## What the exercise asks
Write out the whole listing again, exactly as given.

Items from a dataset
· · · · · · ·
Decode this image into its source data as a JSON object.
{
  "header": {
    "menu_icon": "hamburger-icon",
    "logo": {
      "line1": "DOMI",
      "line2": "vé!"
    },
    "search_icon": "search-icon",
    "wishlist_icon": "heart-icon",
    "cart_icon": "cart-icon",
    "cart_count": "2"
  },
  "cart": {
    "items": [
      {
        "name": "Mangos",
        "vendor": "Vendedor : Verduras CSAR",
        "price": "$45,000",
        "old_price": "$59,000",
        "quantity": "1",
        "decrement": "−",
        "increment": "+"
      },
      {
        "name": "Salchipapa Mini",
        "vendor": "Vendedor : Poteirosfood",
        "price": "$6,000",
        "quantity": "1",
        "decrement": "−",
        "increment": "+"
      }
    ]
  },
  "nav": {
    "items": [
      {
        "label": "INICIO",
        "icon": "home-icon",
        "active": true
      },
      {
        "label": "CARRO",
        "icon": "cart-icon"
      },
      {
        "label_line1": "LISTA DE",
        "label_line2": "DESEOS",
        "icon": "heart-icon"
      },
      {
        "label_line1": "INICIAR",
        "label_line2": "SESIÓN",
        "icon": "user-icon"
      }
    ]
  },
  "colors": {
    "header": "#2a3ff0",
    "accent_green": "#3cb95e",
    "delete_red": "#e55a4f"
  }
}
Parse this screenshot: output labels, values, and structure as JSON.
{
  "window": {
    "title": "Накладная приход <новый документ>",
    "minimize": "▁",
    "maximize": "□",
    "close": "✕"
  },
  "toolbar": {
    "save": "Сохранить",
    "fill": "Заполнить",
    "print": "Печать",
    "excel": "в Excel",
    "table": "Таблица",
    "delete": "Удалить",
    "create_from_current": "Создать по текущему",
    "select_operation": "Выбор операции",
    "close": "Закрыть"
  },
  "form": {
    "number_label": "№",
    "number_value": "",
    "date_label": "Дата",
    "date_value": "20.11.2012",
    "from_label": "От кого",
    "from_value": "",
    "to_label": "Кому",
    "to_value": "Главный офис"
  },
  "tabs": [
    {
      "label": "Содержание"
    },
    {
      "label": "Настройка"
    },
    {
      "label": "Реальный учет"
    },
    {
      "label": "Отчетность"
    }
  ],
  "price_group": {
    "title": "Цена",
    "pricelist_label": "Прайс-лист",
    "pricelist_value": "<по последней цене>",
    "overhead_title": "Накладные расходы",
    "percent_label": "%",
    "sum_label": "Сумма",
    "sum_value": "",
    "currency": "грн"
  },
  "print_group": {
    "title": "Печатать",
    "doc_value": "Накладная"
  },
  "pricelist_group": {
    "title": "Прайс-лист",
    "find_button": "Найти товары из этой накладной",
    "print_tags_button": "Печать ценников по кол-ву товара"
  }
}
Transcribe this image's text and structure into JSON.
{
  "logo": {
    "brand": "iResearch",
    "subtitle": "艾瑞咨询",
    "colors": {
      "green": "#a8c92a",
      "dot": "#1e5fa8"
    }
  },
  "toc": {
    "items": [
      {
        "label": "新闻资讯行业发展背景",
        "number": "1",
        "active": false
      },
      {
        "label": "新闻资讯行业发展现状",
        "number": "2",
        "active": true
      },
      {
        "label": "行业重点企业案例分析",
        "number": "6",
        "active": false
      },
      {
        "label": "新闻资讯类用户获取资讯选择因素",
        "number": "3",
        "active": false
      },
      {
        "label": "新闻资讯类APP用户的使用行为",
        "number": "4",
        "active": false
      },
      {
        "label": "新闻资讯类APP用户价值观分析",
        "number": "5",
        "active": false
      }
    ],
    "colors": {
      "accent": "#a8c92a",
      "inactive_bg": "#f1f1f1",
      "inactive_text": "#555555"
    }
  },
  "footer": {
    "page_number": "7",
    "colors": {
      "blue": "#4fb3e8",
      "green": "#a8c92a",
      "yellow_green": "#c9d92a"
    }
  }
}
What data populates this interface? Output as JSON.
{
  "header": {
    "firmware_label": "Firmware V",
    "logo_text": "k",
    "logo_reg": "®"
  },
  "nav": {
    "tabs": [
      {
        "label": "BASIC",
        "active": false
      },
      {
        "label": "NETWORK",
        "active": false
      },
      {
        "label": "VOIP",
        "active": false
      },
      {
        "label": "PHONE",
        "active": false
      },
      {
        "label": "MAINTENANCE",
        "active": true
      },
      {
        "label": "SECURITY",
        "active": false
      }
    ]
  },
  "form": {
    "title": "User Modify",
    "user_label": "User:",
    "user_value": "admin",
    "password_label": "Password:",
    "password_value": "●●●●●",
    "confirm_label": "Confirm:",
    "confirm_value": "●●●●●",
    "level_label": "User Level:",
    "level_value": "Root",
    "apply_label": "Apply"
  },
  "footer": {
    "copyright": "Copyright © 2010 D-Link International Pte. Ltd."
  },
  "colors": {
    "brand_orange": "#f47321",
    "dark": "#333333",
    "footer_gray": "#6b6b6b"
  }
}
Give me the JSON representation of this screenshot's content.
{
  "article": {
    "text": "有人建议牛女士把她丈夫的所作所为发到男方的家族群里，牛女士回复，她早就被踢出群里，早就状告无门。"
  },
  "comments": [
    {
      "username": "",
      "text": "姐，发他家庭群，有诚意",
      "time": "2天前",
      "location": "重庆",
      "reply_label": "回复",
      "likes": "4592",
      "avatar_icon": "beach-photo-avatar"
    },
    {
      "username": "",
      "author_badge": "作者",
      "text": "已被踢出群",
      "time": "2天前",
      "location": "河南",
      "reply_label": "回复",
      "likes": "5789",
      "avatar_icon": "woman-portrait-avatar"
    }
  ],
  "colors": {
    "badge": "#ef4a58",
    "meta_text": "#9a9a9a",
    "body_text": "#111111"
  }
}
· · · · · · ·
## Result of this task
Decode this image into its source data as a JSON object.
{
  "header": {
    "menu_icon": "hamburger-icon",
    "logo": {
      "line1": "DOMI",
      "line2": "vé!"
    },
    "search_icon": "search-icon",
    "wishlist_icon": "heart-icon",
    "cart_icon": "cart-icon",
    "cart_count": "2"
  },
  "cart": {
    "items": [
      {
        "name": "Mangos",
        "vendor": "Vendedor : Verduras CSAR",
        "price": "$45,000",
        "old_price": "$59,000",
        "quantity": "1",
        "decrement": "−",
        "increment": "+"
      },
      {
        "name": "Salchipapa Mini",
        "vendor": "Vendedor : Poteirosfood",
        "price": "$6,000",
        "quantity": "1",
        "decrement": "−",
        "increment": "+"
      }
    ]
  },
  "nav": {
    "items": [
      {
        "label": "INICIO",
        "icon": "home-icon",
        "active": true
      },
      {
        "label": "CARRO",
        "icon": "cart-icon"
      },
      {
        "label_line1": "LISTA DE",
        "label_line2": "DESEOS",
        "icon": "heart-icon"
      },
      {
        "label_line1": "INICIAR",
        "label_line2": "SESIÓN",
        "icon": "user-icon"
      }
    ]
  },
  "colors": {
    "header": "#2a3ff0",
    "accent_green": "#3cb95e",
    "delete_red": "#e55a4f"
  }
}
Parse this screenshot: output labels, values, and structure as JSON.
{
  "window": {
    "title": "Накладная приход <новый документ>",
    "minimize": "▁",
    "maximize": "□",
    "close": "✕"
  },
  "toolbar": {
    "save": "Сохранить",
    "fill": "Заполнить",
    "print": "Печать",
    "excel": "в Excel",
    "table": "Таблица",
    "delete": "Удалить",
    "create_from_current": "Создать по текущему",
    "select_operation": "Выбор операции",
    "close": "Закрыть"
  },
  "form": {
    "number_label": "№",
    "number_value": "",
    "date_label": "Дата",
    "date_value": "20.11.2012",
    "from_label": "От кого",
    "from_value": "",
    "to_label": "Кому",
    "to_value": "Главный офис"
  },
  "tabs": [
    {
      "label": "Содержание"
    },
    {
      "label": "Настройка"
    },
    {
      "label": "Реальный учет"
    },
    {
      "label": "Отчетность"
    }
  ],
  "price_group": {
    "title": "Цена",
    "pricelist_label": "Прайс-лист",
    "pricelist_value": "<по последней цене>",
    "overhead_title": "Накладные расходы",
    "percent_label": "%",
    "sum_label": "Сумма",
    "sum_value": "",
    "currency": "грн"
  },
  "print_group": {
    "title": "Печатать",
    "doc_value": "Накладная"
  },
  "pricelist_group": {
    "title": "Прайс-лист",
    "find_button": "Найти товары из этой накладной",
    "print_tags_button": "Печать ценников по кол-ву товара"
  }
}
Transcribe this image's text and structure into JSON.
{
  "logo": {
    "brand": "iResearch",
    "subtitle": "艾瑞咨询",
    "colors": {
      "green": "#a8c92a",
      "dot": "#1e5fa8"
    }
  },
  "toc": {
    "items": [
      {
        "label": "新闻资讯行业发展背景",
        "number": "1",
        "active": false
      },
      {
        "label": "新闻资讯行业发展现状",
        "number": "2",
        "active": true
      },
      {
        "label": "行业重点企业案例分析",
        "number": "6",
        "active": false
      },
      {
        "label": "新闻资讯类用户获取资讯选择因素",
        "number": "3",
        "active": false
      },
      {
        "label": "新闻资讯类APP用户的使用行为",
        "number": "4",
        "active": false
      },
      {
        "label": "新闻资讯类APP用户价值观分析",
        "number": "5",
        "active": false
      }
    ],
    "colors": {
      "accent": "#a8c92a",
      "inactive_bg": "#f1f1f1",
      "inactive_text": "#555555"
    }
  },
  "footer": {
    "page_number": "7",
    "colors": {
      "blue": "#4fb3e8",
      "green": "#a8c92a",
      "yellow_green": "#c9d92a"
    }
  }
}
What data populates this interface? Output as JSON.
{
  "header": {
    "firmware_label": "Firmware V",
    "logo_text": "k",
    "logo_reg": "®"
  },
  "nav": {
    "tabs": [
      {
        "label": "BASIC",
        "active": false
      },
      {
        "label": "NETWORK",
        "active": false
      },
      {
        "label": "VOIP",
        "active": false
      },
      {
        "label": "PHONE",
        "active": false
      },
      {
        "label": "MAINTENANCE",
        "active": true
      },
      {
        "label": "SECURITY",
        "active": false
      }
    ]
  },
  "form": {
    "title": "User Modify",
    "user_label": "User:",
    "user_value": "admin",
    "password_label": "Password:",
    "password_value": "●●●●●",
    "confirm_label": "Confirm:",
    "confirm_value": "●●●●●",
    "level_label": "User Level:",
    "level_value": "Root",
    "apply_label": "Apply"
  },
  "footer": {
    "copyright": "Copyright © 2010 D-Link International Pte. Ltd."
  },
  "colors": {
    "brand_orange": "#f47321",
    "dark": "#333333",
    "footer_gray": "#6b6b6b"
  }
}
Give me the JSON representation of this screenshot's content.
{
  "article": {
    "text": "有人建议牛女士把她丈夫的所作所为发到男方的家族群里，牛女士回复，她早就被踢出群里，早就状告无门。"
  },
  "comments": [
    {
      "username": "",
      "text": "姐，发他家庭群，有诚意",
      "time": "2天前",
      "location": "重庆",
      "reply_label": "回复",
      "likes": "4592",
      "avatar_icon": "beach-photo-avatar"
    },
    {
      "username": "",
      "author_badge": "作者",
      "text": "已被踢出群",
      "time": "2天前",
      "location": "河南",
      "reply_label": "回复",
      "likes": "5789",
      "avatar_icon": "woman-portrait-avatar"
    }
  ],
  "colors": {
    "badge": "#ef4a58",
    "meta_text": "#9a9a9a",
    "body_text": "#111111"
  }
}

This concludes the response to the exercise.